#### Exercise description:
State how many lines include "text", giving the number by itself.

═════ Data in this exercise ═════

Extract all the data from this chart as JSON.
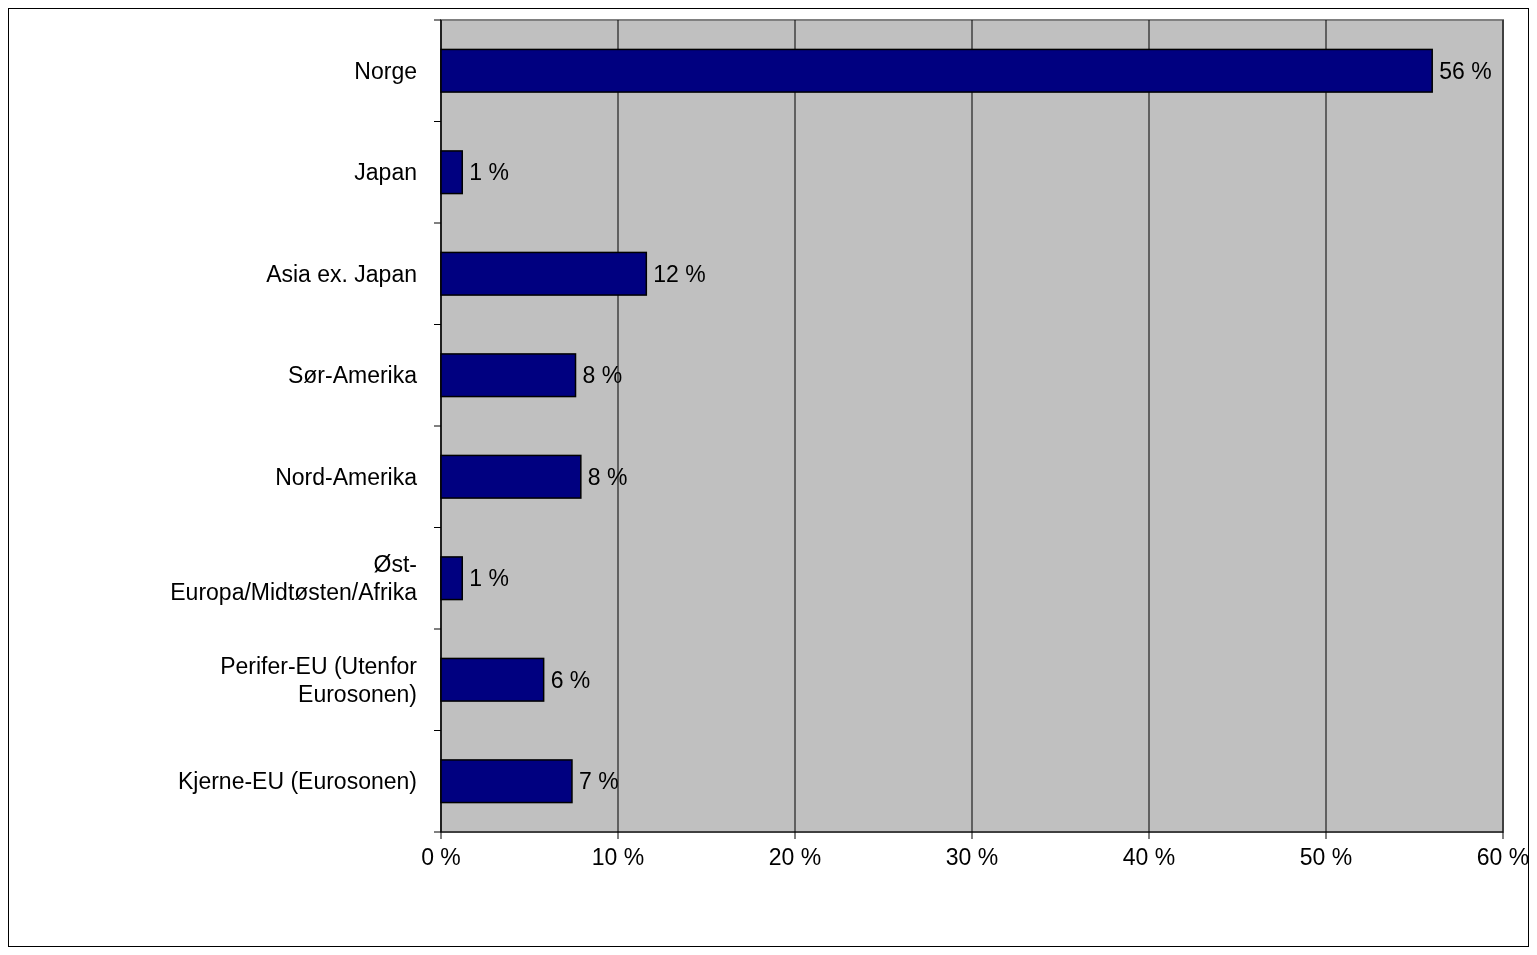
{
  "chart_data": {
    "type": "bar",
    "orientation": "horizontal",
    "categories": [
      "Norge",
      "Japan",
      "Asia ex. Japan",
      "Sør-Amerika",
      "Nord-Amerika",
      "Øst-Europa/Midtøsten/Afrika",
      "Perifer-EU (Utenfor Eurosonen)",
      "Kjerne-EU (Eurosonen)"
    ],
    "values": [
      56,
      1.2,
      11.6,
      7.6,
      7.9,
      1.2,
      5.8,
      7.4
    ],
    "value_labels": [
      "56 %",
      "1 %",
      "12 %",
      "8 %",
      "8 %",
      "1 %",
      "6 %",
      "7 %"
    ],
    "color": "#000080",
    "xlim": [
      0,
      60
    ],
    "xticks": [
      {
        "value": 0,
        "label": "0 %"
      },
      {
        "value": 10,
        "label": "10 %"
      },
      {
        "value": 20,
        "label": "20 %"
      },
      {
        "value": 30,
        "label": "30 %"
      },
      {
        "value": 40,
        "label": "40 %"
      },
      {
        "value": 50,
        "label": "50 %"
      },
      {
        "value": 60,
        "label": "60 %"
      }
    ],
    "grid": "x"
  }
}
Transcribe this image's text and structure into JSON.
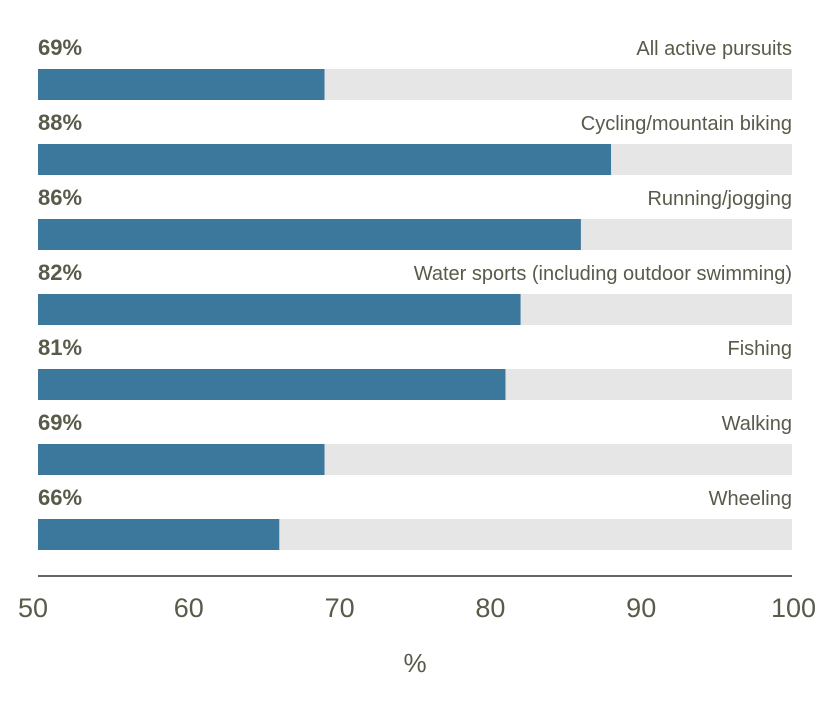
{
  "chart_data": {
    "type": "bar",
    "orientation": "horizontal",
    "categories": [
      "All active pursuits",
      "Cycling/mountain biking",
      "Running/jogging",
      "Water sports (including outdoor swimming)",
      "Fishing",
      "Walking",
      "Wheeling"
    ],
    "values": [
      69,
      88,
      86,
      82,
      81,
      69,
      66
    ],
    "value_labels": [
      "69%",
      "88%",
      "86%",
      "82%",
      "81%",
      "69%",
      "66%"
    ],
    "xlabel": "%",
    "xlim": [
      50,
      100
    ],
    "xticks": [
      50,
      60,
      70,
      80,
      90,
      100
    ],
    "xtick_labels": [
      "50",
      "60",
      "70",
      "80",
      "90",
      "100"
    ],
    "grid": false,
    "legend": "none"
  },
  "colors": {
    "bar": "#3c789c",
    "track": "#e6e6e6",
    "text": "#5a5a4a",
    "axis": "#333333"
  }
}
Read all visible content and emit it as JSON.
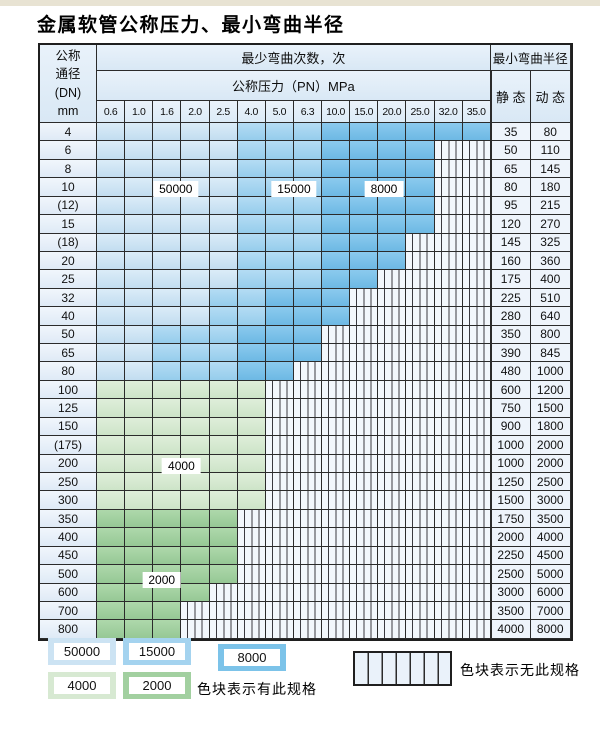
{
  "page": {
    "title": "金属软管公称压力、最小弯曲半径"
  },
  "chart_data": {
    "type": "table",
    "title": "金属软管公称压力、最小弯曲半径",
    "header": {
      "dn_lines": [
        "公称",
        "通径",
        "(DN)",
        "mm"
      ],
      "bend_cycles": "最少弯曲次数，次",
      "pressure": "公称压力（PN）MPa",
      "radius": "最小弯曲半径",
      "static": "静 态",
      "dynamic": "动 态"
    },
    "pressures_MPa": [
      "0.6",
      "1.0",
      "1.6",
      "2.0",
      "2.5",
      "4.0",
      "5.0",
      "6.3",
      "10.0",
      "15.0",
      "20.0",
      "25.0",
      "32.0",
      "35.0"
    ],
    "zone_meanings": {
      "b1": "50000次",
      "b2": "15000次",
      "b3": "8000次",
      "g1": "4000次",
      "g2": "2000次",
      "h": "无此规格"
    },
    "rows": [
      {
        "dn": "4",
        "spans": [
          [
            "b1",
            5
          ],
          [
            "b2",
            3
          ],
          [
            "b3",
            6
          ]
        ],
        "static": "35",
        "dynamic": "80"
      },
      {
        "dn": "6",
        "spans": [
          [
            "b1",
            5
          ],
          [
            "b2",
            3
          ],
          [
            "b3",
            4
          ]
        ],
        "static": "50",
        "dynamic": "110"
      },
      {
        "dn": "8",
        "spans": [
          [
            "b1",
            5
          ],
          [
            "b2",
            3
          ],
          [
            "b3",
            4
          ]
        ],
        "static": "65",
        "dynamic": "145"
      },
      {
        "dn": "10",
        "spans": [
          [
            "b1",
            5
          ],
          [
            "b2",
            3
          ],
          [
            "b3",
            4
          ]
        ],
        "static": "80",
        "dynamic": "180"
      },
      {
        "dn": "(12)",
        "spans": [
          [
            "b1",
            5
          ],
          [
            "b2",
            3
          ],
          [
            "b3",
            4
          ]
        ],
        "static": "95",
        "dynamic": "215"
      },
      {
        "dn": "15",
        "spans": [
          [
            "b1",
            5
          ],
          [
            "b2",
            3
          ],
          [
            "b3",
            4
          ]
        ],
        "static": "120",
        "dynamic": "270"
      },
      {
        "dn": "(18)",
        "spans": [
          [
            "b1",
            5
          ],
          [
            "b2",
            3
          ],
          [
            "b3",
            3
          ]
        ],
        "static": "145",
        "dynamic": "325"
      },
      {
        "dn": "20",
        "spans": [
          [
            "b1",
            5
          ],
          [
            "b2",
            3
          ],
          [
            "b3",
            3
          ]
        ],
        "static": "160",
        "dynamic": "360"
      },
      {
        "dn": "25",
        "spans": [
          [
            "b1",
            5
          ],
          [
            "b2",
            3
          ],
          [
            "b3",
            2
          ]
        ],
        "static": "175",
        "dynamic": "400"
      },
      {
        "dn": "32",
        "spans": [
          [
            "b1",
            4
          ],
          [
            "b2",
            2
          ],
          [
            "b3",
            3
          ]
        ],
        "static": "225",
        "dynamic": "510"
      },
      {
        "dn": "40",
        "spans": [
          [
            "b1",
            4
          ],
          [
            "b2",
            2
          ],
          [
            "b3",
            3
          ]
        ],
        "static": "280",
        "dynamic": "640"
      },
      {
        "dn": "50",
        "spans": [
          [
            "b1",
            2
          ],
          [
            "b2",
            3
          ],
          [
            "b3",
            3
          ]
        ],
        "static": "350",
        "dynamic": "800"
      },
      {
        "dn": "65",
        "spans": [
          [
            "b1",
            2
          ],
          [
            "b2",
            3
          ],
          [
            "b3",
            3
          ]
        ],
        "static": "390",
        "dynamic": "845"
      },
      {
        "dn": "80",
        "spans": [
          [
            "b1",
            2
          ],
          [
            "b2",
            3
          ],
          [
            "b3",
            2
          ]
        ],
        "static": "480",
        "dynamic": "1000"
      },
      {
        "dn": "100",
        "spans": [
          [
            "g1",
            6
          ]
        ],
        "static": "600",
        "dynamic": "1200"
      },
      {
        "dn": "125",
        "spans": [
          [
            "g1",
            6
          ]
        ],
        "static": "750",
        "dynamic": "1500"
      },
      {
        "dn": "150",
        "spans": [
          [
            "g1",
            6
          ]
        ],
        "static": "900",
        "dynamic": "1800"
      },
      {
        "dn": "(175)",
        "spans": [
          [
            "g1",
            6
          ]
        ],
        "static": "1000",
        "dynamic": "2000"
      },
      {
        "dn": "200",
        "spans": [
          [
            "g1",
            6
          ]
        ],
        "static": "1000",
        "dynamic": "2000"
      },
      {
        "dn": "250",
        "spans": [
          [
            "g1",
            6
          ]
        ],
        "static": "1250",
        "dynamic": "2500"
      },
      {
        "dn": "300",
        "spans": [
          [
            "g1",
            6
          ]
        ],
        "static": "1500",
        "dynamic": "3000"
      },
      {
        "dn": "350",
        "spans": [
          [
            "g2",
            5
          ]
        ],
        "static": "1750",
        "dynamic": "3500"
      },
      {
        "dn": "400",
        "spans": [
          [
            "g2",
            5
          ]
        ],
        "static": "2000",
        "dynamic": "4000"
      },
      {
        "dn": "450",
        "spans": [
          [
            "g2",
            5
          ]
        ],
        "static": "2250",
        "dynamic": "4500"
      },
      {
        "dn": "500",
        "spans": [
          [
            "g2",
            5
          ]
        ],
        "static": "2500",
        "dynamic": "5000"
      },
      {
        "dn": "600",
        "spans": [
          [
            "g2",
            4
          ]
        ],
        "static": "3000",
        "dynamic": "6000"
      },
      {
        "dn": "700",
        "spans": [
          [
            "g2",
            3
          ]
        ],
        "static": "3500",
        "dynamic": "7000"
      },
      {
        "dn": "800",
        "spans": [
          [
            "g2",
            3
          ]
        ],
        "static": "4000",
        "dynamic": "8000"
      }
    ],
    "overlay_labels": [
      {
        "text": "50000",
        "col_units": 2.8,
        "row_units": 3.6
      },
      {
        "text": "15000",
        "col_units": 7.0,
        "row_units": 3.6
      },
      {
        "text": "8000",
        "col_units": 10.2,
        "row_units": 3.6
      },
      {
        "text": "4000",
        "col_units": 3.0,
        "row_units": 18.6
      },
      {
        "text": "2000",
        "col_units": 2.3,
        "row_units": 24.8
      }
    ]
  },
  "colors": {
    "b1": "#cce3f3",
    "b2": "#a4d3ef",
    "b3": "#7cc3e9",
    "g1": "#d7e9d2",
    "g2": "#a2d0a0",
    "grid_line": "#2b2b2b",
    "hatch_bg": "#f2f7fc"
  },
  "legend": {
    "available": [
      {
        "label": "50000",
        "zone": "b1"
      },
      {
        "label": "15000",
        "zone": "b2"
      },
      {
        "label": "8000",
        "zone": "b3"
      },
      {
        "label": "4000",
        "zone": "g1"
      },
      {
        "label": "2000",
        "zone": "g2"
      }
    ],
    "available_note": "色块表示有此规格",
    "unavailable_note": "色块表示无此规格"
  }
}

═════

#### Problem solution:
7